* BEGIN *

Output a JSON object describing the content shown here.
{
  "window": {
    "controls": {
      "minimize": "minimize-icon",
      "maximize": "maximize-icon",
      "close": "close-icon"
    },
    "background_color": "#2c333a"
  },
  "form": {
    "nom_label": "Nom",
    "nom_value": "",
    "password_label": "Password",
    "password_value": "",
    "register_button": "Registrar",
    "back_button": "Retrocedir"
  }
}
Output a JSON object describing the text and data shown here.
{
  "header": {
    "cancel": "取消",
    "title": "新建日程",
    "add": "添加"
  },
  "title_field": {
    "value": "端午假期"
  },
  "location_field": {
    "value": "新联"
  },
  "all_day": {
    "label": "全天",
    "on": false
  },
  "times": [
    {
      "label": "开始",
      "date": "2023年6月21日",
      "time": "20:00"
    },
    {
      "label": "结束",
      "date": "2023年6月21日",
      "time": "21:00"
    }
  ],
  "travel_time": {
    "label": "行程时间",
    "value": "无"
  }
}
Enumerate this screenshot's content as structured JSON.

* END *
* BEGIN *

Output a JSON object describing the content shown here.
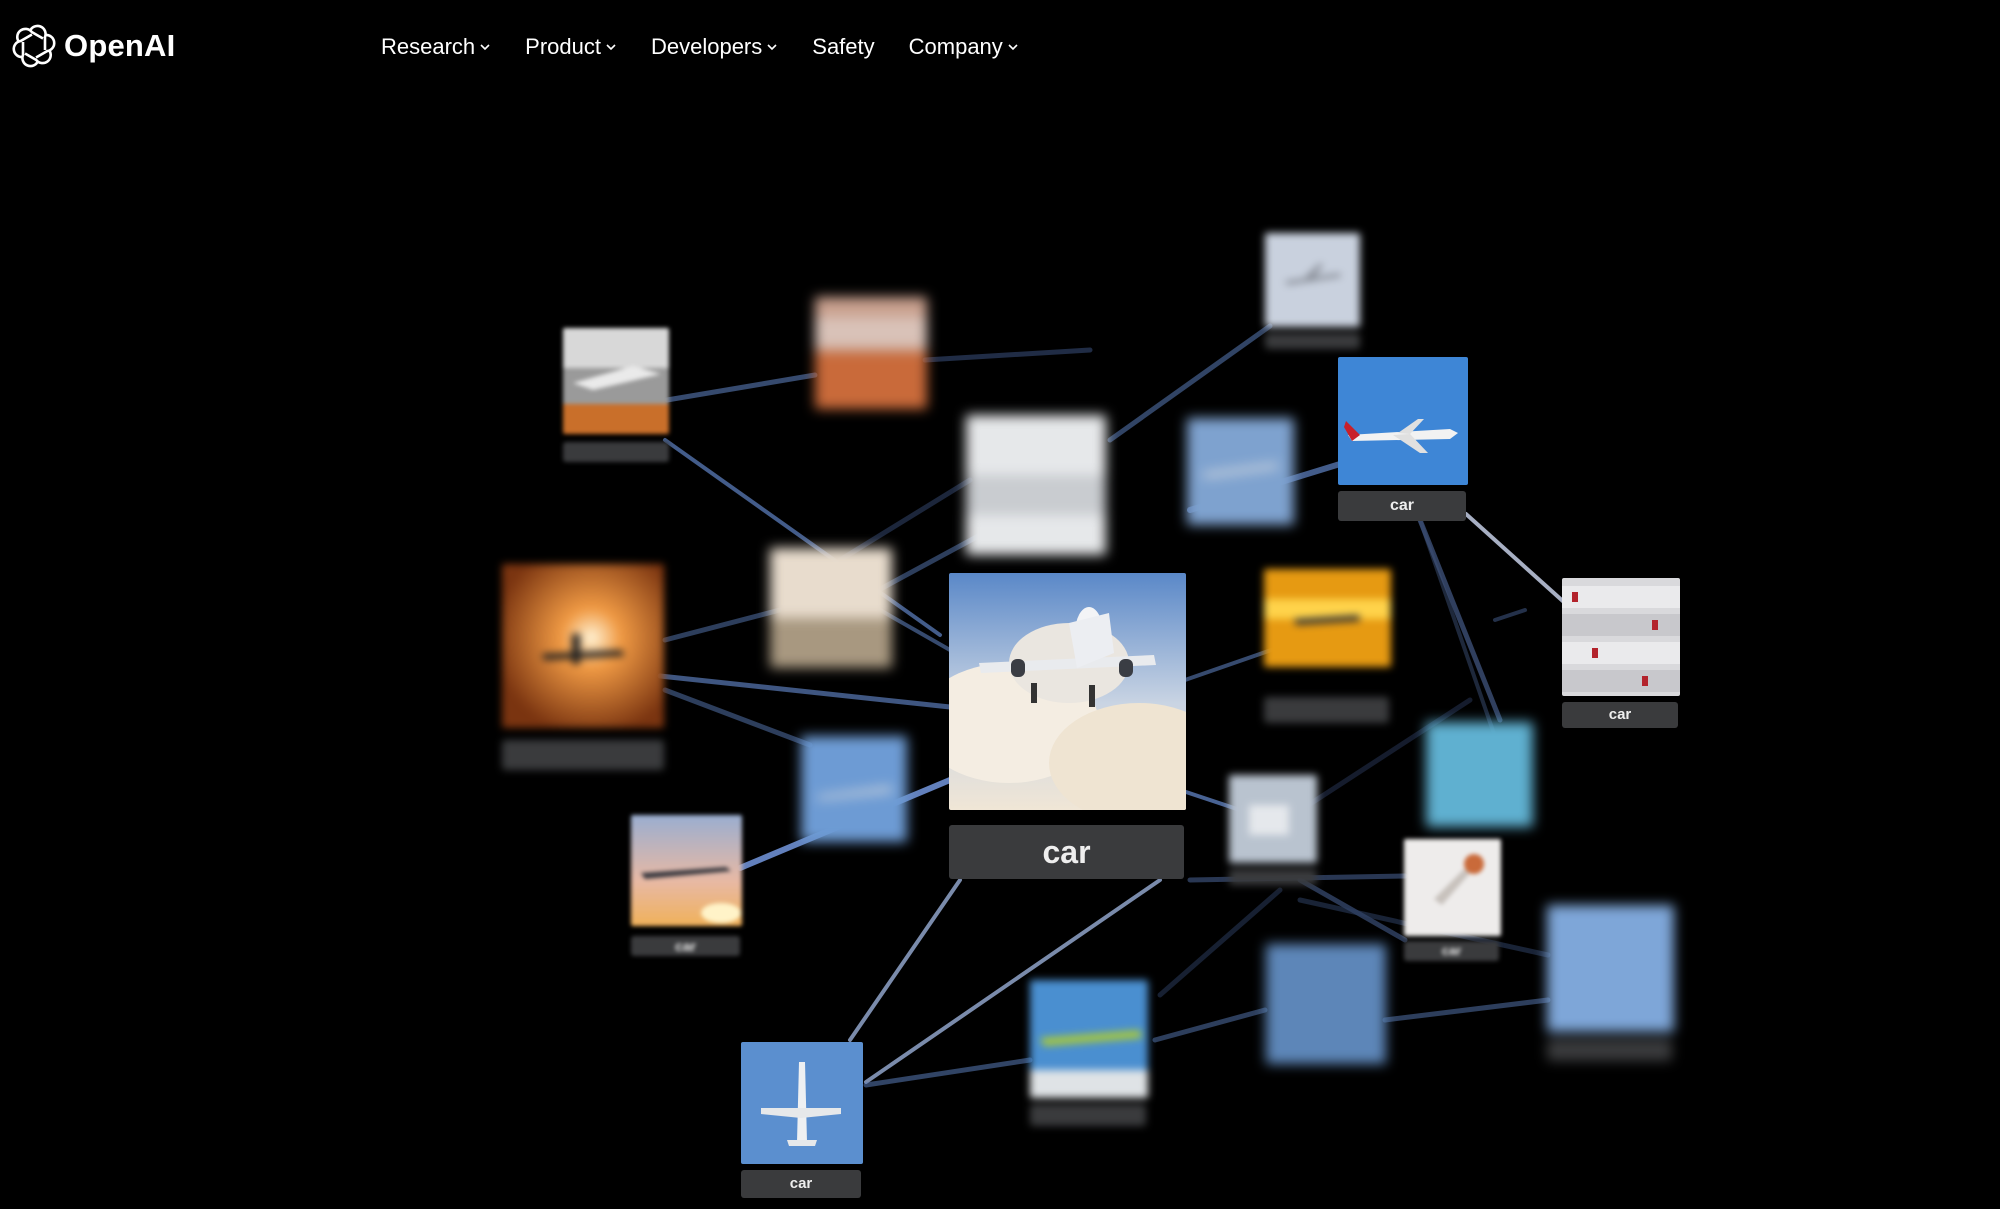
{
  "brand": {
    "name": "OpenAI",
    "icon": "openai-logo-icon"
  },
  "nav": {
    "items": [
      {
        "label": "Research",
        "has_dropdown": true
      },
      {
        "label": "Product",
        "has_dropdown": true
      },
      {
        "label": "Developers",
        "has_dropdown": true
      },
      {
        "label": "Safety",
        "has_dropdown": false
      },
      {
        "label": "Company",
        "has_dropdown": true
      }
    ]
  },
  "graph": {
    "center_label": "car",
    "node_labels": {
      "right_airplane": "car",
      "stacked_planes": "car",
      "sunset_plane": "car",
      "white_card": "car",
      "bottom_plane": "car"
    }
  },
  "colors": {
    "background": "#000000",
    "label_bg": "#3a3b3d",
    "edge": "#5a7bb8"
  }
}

* END *

Everything from the line with "Output a JSON object describing the text" through the line with "Enumerate this screenshot's", both ends included, should be repeated exactly; nothing else should appear.

Output a JSON object describing the text and data shown here.
{
  "header": {
    "cancel": "取消",
    "title": "新建日程",
    "add": "添加"
  },
  "title_field": {
    "value": "端午假期"
  },
  "location_field": {
    "value": "新联"
  },
  "all_day": {
    "label": "全天",
    "on": false
  },
  "times": [
    {
      "label": "开始",
      "date": "2023年6月21日",
      "time": "20:00"
    },
    {
      "label": "结束",
      "date": "2023年6月21日",
      "time": "21:00"
    }
  ],
  "travel_time": {
    "label": "行程时间",
    "value": "无"
  }
}
Enumerate this screenshot's content as structured JSON.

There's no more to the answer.